◆ **REQUIREMENTS**
A verbatim copy of the records is required, with all pictures left out.

◆ **Figure dataset records**
§ §

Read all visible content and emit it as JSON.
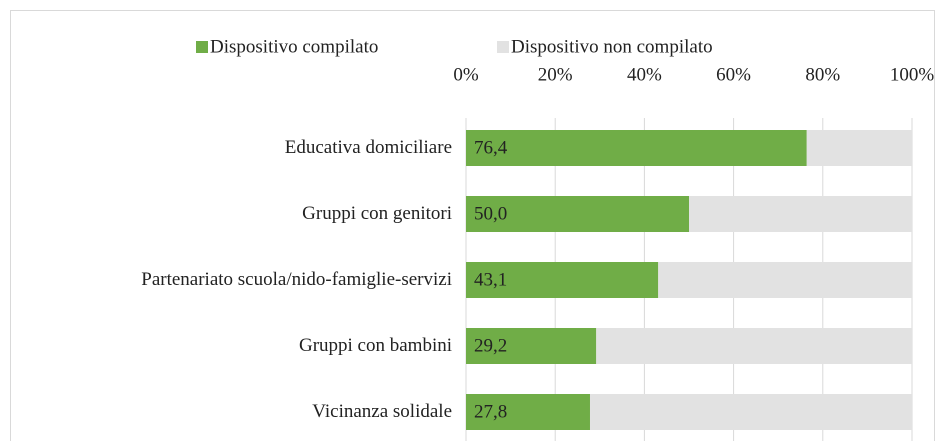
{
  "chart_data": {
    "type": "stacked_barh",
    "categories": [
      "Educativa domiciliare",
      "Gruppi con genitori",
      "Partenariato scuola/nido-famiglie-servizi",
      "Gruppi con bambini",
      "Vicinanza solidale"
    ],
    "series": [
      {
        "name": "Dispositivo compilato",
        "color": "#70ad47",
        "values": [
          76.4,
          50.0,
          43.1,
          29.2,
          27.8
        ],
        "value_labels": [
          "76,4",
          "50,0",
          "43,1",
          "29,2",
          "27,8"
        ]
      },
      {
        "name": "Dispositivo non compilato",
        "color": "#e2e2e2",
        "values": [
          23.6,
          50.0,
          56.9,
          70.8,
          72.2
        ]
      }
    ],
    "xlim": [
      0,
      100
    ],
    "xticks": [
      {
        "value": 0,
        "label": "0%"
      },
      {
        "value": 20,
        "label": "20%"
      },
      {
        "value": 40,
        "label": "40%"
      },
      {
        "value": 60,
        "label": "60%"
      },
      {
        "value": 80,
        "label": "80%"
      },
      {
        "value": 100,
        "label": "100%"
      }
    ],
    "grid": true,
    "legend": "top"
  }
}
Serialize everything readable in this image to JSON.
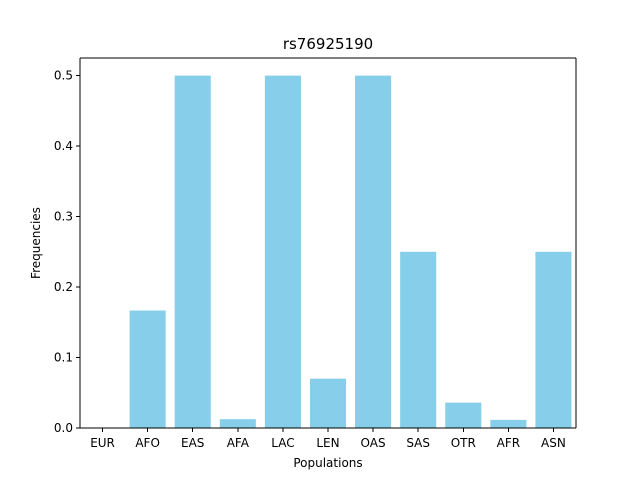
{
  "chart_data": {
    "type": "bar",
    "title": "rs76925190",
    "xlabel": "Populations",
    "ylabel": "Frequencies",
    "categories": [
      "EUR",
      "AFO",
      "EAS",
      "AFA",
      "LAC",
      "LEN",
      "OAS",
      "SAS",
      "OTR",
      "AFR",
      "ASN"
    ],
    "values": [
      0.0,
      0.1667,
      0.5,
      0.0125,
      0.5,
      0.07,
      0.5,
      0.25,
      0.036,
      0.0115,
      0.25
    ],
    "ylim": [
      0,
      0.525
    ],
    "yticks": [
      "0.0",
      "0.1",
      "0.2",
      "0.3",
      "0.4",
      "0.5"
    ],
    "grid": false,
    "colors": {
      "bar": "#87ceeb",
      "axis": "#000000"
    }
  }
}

§ §

◆ **EXERCISE RESPONSE**
Read all visible content and emit it as JSON.
{
  "chart_data": {
    "type": "stacked_barh",
    "categories": [
      "Educativa domiciliare",
      "Gruppi con genitori",
      "Partenariato scuola/nido-famiglie-servizi",
      "Gruppi con bambini",
      "Vicinanza solidale"
    ],
    "series": [
      {
        "name": "Dispositivo compilato",
        "color": "#70ad47",
        "values": [
          76.4,
          50.0,
          43.1,
          29.2,
          27.8
        ],
        "value_labels": [
          "76,4",
          "50,0",
          "43,1",
          "29,2",
          "27,8"
        ]
      },
      {
        "name": "Dispositivo non compilato",
        "color": "#e2e2e2",
        "values": [
          23.6,
          50.0,
          56.9,
          70.8,
          72.2
        ]
      }
    ],
    "xlim": [
      0,
      100
    ],
    "xticks": [
      {
        "value": 0,
        "label": "0%"
      },
      {
        "value": 20,
        "label": "20%"
      },
      {
        "value": 40,
        "label": "40%"
      },
      {
        "value": 60,
        "label": "60%"
      },
      {
        "value": 80,
        "label": "80%"
      },
      {
        "value": 100,
        "label": "100%"
      }
    ],
    "grid": true,
    "legend": "top"
  }
}
Serialize everything readable in this image to JSON.
{
  "chart_data": {
    "type": "bar",
    "title": "rs76925190",
    "xlabel": "Populations",
    "ylabel": "Frequencies",
    "categories": [
      "EUR",
      "AFO",
      "EAS",
      "AFA",
      "LAC",
      "LEN",
      "OAS",
      "SAS",
      "OTR",
      "AFR",
      "ASN"
    ],
    "values": [
      0.0,
      0.1667,
      0.5,
      0.0125,
      0.5,
      0.07,
      0.5,
      0.25,
      0.036,
      0.0115,
      0.25
    ],
    "ylim": [
      0,
      0.525
    ],
    "yticks": [
      "0.0",
      "0.1",
      "0.2",
      "0.3",
      "0.4",
      "0.5"
    ],
    "grid": false,
    "colors": {
      "bar": "#87ceeb",
      "axis": "#000000"
    }
  }
}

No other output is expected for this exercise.